Entries from a dataset
•••••
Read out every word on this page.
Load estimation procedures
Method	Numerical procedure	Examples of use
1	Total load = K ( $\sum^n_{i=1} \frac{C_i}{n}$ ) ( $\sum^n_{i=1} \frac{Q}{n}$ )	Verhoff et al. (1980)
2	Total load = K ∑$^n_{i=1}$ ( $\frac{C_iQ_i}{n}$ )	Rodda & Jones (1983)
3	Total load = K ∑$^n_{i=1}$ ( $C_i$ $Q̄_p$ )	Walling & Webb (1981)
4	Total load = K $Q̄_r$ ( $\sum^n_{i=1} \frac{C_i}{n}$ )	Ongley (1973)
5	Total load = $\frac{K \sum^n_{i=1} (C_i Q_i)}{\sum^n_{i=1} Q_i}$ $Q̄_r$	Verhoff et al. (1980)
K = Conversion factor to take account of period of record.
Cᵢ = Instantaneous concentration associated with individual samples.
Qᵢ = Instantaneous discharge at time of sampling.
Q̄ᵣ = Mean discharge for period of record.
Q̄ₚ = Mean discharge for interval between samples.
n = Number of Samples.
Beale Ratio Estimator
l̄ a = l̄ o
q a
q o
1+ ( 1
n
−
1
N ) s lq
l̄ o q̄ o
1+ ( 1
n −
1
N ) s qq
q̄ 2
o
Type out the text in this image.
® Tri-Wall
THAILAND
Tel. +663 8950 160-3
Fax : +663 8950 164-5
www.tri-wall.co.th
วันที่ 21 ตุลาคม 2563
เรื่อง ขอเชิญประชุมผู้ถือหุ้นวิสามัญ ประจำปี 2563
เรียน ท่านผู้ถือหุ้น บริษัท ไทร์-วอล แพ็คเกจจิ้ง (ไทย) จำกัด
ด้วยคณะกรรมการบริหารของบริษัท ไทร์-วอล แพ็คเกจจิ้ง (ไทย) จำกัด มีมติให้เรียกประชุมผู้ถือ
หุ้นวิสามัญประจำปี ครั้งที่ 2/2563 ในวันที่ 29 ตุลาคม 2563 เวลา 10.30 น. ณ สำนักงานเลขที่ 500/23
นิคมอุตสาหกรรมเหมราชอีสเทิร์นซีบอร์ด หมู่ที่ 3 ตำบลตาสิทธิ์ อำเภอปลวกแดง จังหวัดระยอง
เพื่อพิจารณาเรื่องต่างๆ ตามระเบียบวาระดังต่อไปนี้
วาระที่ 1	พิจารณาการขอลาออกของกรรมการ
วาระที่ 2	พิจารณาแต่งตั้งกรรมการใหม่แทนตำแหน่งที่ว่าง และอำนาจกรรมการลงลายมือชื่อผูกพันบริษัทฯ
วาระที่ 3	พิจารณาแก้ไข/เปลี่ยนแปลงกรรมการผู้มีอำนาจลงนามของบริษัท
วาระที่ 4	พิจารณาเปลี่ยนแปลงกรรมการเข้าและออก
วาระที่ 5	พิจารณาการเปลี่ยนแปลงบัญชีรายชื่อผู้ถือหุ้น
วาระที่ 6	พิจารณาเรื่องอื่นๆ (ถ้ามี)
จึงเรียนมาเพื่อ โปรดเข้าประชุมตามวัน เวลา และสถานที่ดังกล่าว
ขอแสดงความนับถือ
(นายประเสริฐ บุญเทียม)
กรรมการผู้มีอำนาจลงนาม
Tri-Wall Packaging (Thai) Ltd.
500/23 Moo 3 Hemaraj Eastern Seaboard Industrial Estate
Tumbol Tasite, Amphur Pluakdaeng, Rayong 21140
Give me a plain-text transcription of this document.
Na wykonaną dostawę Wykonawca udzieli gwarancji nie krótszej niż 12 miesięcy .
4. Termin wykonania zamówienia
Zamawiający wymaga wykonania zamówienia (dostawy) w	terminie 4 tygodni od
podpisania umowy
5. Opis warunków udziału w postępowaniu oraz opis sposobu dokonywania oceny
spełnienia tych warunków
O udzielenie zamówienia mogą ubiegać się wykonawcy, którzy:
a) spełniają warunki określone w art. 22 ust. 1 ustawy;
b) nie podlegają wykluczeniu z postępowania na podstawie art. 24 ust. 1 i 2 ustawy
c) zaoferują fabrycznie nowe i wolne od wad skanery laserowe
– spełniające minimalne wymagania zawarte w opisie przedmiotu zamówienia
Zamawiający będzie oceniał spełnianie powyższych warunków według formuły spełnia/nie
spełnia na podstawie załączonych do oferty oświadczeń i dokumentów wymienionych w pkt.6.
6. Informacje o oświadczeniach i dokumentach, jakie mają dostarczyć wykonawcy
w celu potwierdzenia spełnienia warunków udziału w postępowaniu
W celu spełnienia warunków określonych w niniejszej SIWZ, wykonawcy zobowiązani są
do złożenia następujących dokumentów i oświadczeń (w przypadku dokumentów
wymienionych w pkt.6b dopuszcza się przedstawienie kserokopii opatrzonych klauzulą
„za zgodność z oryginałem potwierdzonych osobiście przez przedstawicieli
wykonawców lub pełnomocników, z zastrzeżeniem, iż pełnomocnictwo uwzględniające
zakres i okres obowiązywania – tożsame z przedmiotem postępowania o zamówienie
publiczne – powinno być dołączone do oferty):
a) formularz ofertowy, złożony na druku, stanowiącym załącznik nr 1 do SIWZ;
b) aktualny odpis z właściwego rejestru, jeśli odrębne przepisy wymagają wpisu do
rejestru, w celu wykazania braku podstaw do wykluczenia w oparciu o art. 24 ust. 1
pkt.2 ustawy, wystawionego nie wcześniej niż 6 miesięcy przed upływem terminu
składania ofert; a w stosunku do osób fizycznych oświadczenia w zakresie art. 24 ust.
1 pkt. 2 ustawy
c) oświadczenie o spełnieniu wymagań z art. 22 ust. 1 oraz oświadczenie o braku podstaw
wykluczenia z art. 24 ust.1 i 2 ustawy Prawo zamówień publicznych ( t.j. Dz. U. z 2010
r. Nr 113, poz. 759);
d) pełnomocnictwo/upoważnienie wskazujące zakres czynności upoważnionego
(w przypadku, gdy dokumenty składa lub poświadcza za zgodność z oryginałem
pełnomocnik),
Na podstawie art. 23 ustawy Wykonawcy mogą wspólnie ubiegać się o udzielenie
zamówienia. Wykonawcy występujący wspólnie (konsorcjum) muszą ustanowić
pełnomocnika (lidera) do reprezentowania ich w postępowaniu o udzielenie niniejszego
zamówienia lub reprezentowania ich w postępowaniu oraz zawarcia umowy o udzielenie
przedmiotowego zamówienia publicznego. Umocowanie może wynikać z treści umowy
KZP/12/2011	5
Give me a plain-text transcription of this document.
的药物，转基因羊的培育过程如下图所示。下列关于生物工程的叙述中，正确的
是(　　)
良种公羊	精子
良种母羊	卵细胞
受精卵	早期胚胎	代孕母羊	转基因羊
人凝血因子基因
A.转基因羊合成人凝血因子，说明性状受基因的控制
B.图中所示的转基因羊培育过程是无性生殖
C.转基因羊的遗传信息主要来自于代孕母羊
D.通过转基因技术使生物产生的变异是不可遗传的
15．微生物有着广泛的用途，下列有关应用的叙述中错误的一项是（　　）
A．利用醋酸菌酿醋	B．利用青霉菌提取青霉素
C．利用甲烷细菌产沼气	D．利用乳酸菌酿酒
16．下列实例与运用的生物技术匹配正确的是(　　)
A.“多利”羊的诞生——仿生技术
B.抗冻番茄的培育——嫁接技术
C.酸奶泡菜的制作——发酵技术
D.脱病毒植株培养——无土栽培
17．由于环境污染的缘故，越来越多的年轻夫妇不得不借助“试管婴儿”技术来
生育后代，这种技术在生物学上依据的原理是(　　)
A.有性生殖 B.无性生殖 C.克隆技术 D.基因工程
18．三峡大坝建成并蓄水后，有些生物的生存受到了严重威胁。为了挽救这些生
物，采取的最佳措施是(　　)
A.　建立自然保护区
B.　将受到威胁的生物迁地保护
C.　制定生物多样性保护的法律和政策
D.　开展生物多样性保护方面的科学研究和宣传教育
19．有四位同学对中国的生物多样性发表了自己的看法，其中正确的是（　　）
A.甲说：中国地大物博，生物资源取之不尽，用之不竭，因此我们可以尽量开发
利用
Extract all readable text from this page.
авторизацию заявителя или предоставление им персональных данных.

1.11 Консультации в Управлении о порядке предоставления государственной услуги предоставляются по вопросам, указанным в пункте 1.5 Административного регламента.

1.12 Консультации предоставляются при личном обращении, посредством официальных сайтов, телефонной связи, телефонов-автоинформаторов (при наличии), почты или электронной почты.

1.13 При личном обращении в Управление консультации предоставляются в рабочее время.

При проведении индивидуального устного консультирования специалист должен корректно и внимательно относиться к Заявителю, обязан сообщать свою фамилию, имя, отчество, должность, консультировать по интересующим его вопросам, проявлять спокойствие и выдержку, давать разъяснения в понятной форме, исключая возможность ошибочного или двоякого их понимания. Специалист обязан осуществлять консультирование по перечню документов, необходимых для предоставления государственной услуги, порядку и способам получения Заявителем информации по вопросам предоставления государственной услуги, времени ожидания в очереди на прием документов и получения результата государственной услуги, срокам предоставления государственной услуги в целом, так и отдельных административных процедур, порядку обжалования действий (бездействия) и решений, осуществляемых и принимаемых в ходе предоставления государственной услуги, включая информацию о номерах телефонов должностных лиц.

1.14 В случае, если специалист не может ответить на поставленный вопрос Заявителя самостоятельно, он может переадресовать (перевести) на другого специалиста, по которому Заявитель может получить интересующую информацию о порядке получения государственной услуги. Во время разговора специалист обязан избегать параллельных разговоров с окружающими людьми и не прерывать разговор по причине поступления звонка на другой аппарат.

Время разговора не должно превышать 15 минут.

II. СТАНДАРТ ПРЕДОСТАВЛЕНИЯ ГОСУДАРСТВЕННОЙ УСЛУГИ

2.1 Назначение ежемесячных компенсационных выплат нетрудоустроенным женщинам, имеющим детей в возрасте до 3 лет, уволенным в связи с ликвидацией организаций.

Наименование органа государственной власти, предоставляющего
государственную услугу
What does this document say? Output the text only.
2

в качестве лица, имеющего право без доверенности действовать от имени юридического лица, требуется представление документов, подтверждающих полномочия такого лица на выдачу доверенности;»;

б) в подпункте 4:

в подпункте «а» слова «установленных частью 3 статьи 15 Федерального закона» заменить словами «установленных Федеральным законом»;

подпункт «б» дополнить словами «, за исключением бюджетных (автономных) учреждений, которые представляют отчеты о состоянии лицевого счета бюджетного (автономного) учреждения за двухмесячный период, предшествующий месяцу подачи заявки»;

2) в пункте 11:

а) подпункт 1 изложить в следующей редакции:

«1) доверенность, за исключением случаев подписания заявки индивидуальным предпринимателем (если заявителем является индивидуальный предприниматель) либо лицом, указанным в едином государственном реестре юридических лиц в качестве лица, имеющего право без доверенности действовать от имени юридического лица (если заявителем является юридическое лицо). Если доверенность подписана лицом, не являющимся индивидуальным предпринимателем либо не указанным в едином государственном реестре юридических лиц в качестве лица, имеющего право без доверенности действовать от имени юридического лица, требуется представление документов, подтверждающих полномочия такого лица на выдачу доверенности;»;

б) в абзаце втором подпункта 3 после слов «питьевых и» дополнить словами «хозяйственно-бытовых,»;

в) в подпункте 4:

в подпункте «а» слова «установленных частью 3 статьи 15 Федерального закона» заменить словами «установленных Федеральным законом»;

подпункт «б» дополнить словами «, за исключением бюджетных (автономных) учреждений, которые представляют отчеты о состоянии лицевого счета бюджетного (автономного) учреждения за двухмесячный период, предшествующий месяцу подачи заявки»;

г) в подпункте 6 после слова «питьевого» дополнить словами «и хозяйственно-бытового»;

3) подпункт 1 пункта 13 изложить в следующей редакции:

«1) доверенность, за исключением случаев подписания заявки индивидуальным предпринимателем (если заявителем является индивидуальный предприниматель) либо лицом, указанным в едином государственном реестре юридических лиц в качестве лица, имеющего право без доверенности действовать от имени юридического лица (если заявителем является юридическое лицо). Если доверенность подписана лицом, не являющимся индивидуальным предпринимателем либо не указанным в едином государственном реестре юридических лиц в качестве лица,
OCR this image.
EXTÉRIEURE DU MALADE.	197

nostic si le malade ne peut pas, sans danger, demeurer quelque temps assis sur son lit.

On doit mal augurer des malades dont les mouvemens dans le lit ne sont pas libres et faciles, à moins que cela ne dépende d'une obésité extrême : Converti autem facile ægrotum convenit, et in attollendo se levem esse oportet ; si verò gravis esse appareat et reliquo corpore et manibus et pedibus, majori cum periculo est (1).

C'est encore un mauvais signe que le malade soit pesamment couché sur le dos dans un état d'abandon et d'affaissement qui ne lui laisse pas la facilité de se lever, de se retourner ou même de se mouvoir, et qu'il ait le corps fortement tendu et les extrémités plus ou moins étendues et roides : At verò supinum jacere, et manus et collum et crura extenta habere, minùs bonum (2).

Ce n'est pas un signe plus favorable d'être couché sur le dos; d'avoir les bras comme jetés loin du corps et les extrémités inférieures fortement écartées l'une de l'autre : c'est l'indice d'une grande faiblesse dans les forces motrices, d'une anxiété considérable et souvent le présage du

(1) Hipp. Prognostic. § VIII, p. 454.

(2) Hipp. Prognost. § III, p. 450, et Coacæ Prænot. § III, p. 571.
•••••
▸ **WHAT THE TASK ASKS**
Using the records given above, list every line that includes the word "plus".

▸ **RESULT OF THE EXERCISE**
C'est encore un mauvais signe que le malade soit pesamment couché sur le dos dans un état d'abandon et d'affaissement qui ne lui laisse pas la facilité de se lever, de se retourner ou même de se mouvoir, et qu'il ait le corps fortement tendu et les extrémités plus ou moins étendues et roides : At verò supinum jacere, et manus et collum et crura extenta habere, minùs bonum (2).
Ce n'est pas un signe plus favorable d'être couché sur le dos; d'avoir les bras comme jetés loin du corps et les extrémités inférieures fortement écartées l'une de l'autre : c'est l'indice d'une grande faiblesse dans les forces motrices, d'une anxiété considérable et souvent le présage du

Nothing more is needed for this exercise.